Select from the records below every line that has the word "ипотеке" in it.

Figure record extracts
============================================================
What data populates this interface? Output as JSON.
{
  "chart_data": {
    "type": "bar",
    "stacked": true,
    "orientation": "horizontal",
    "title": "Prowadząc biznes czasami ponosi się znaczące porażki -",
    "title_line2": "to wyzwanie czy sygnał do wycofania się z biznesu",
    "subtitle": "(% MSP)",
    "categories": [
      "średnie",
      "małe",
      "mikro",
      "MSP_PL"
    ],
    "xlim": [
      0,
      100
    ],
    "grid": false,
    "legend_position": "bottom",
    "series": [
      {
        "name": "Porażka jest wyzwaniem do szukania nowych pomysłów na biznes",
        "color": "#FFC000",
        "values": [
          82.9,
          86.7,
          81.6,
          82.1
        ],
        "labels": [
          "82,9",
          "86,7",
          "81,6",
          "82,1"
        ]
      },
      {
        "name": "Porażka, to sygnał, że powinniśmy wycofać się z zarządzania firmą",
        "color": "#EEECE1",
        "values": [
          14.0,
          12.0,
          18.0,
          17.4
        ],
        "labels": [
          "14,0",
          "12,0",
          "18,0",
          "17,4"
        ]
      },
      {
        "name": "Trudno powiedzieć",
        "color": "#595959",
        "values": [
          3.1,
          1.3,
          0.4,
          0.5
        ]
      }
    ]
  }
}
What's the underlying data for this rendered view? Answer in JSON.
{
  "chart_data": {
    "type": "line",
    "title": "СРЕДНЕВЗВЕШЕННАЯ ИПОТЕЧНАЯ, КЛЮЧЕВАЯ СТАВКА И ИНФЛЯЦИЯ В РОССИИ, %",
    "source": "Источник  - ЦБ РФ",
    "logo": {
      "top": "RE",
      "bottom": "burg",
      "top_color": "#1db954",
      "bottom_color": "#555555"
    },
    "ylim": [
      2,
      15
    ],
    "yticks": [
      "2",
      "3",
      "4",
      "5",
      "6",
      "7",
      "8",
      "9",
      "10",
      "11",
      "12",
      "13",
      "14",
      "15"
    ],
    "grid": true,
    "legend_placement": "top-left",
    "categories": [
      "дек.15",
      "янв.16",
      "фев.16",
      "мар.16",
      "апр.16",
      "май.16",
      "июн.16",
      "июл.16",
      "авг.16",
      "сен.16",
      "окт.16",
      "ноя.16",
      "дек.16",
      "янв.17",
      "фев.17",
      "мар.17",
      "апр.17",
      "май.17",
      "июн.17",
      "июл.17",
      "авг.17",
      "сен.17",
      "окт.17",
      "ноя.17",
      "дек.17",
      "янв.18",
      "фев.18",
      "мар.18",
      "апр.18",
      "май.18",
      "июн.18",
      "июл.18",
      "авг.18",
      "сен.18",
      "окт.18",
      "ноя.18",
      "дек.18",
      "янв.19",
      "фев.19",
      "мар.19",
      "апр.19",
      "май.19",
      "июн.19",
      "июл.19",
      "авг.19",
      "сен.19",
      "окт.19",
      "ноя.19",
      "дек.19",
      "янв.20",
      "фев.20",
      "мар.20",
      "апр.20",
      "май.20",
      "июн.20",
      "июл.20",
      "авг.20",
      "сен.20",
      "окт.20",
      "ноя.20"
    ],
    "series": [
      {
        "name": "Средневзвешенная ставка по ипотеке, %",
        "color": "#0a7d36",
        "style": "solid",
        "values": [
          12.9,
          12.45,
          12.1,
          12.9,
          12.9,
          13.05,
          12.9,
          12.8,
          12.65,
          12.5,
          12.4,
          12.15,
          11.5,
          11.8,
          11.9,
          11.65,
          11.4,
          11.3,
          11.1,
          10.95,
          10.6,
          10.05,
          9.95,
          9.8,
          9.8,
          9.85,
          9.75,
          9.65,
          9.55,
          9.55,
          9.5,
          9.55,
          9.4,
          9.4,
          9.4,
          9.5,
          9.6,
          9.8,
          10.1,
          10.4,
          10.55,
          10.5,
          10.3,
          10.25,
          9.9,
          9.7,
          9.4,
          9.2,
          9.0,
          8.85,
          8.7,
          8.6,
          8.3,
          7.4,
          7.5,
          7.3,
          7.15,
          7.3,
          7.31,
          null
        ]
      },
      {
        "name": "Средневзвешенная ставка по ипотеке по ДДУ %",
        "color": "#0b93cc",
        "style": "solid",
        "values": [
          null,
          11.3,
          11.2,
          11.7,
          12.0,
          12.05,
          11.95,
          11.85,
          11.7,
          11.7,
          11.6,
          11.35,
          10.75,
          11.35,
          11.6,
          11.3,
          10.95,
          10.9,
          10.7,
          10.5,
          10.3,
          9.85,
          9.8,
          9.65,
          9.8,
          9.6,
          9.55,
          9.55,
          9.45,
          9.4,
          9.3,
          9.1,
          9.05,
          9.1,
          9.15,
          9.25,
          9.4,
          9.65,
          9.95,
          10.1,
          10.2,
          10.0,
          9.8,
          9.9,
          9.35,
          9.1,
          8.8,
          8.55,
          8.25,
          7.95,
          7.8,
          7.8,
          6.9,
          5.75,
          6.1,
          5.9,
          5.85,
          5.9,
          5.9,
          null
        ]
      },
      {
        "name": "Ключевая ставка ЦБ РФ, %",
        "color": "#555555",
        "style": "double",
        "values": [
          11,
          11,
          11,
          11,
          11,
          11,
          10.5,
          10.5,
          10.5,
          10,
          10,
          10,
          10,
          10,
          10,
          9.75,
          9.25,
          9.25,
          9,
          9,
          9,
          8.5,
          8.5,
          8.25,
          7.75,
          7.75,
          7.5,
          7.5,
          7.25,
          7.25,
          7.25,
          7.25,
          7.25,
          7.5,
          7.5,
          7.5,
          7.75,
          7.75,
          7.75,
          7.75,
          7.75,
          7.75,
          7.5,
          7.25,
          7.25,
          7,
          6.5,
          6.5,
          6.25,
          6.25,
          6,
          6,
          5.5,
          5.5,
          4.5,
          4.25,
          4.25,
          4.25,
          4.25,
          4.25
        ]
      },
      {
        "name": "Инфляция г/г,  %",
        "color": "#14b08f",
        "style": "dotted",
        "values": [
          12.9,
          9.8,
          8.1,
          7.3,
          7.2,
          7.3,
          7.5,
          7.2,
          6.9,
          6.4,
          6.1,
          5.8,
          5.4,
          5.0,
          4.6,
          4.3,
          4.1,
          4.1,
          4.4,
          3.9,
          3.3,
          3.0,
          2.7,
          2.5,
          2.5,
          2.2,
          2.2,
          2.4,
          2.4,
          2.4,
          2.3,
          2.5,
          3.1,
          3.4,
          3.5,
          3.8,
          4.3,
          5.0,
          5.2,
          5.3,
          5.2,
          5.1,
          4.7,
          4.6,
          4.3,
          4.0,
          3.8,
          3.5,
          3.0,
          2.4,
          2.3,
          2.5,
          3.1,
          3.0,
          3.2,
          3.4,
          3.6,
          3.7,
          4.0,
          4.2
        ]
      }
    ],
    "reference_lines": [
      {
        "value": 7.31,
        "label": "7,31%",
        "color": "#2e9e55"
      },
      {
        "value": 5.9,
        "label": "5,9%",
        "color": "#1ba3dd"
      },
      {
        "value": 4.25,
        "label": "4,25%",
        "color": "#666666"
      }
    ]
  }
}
============================================================
• Result of this exercise:
        "name": "Средневзвешенная ставка по ипотеке, %",
        "name": "Средневзвешенная ставка по ипотеке по ДДУ %",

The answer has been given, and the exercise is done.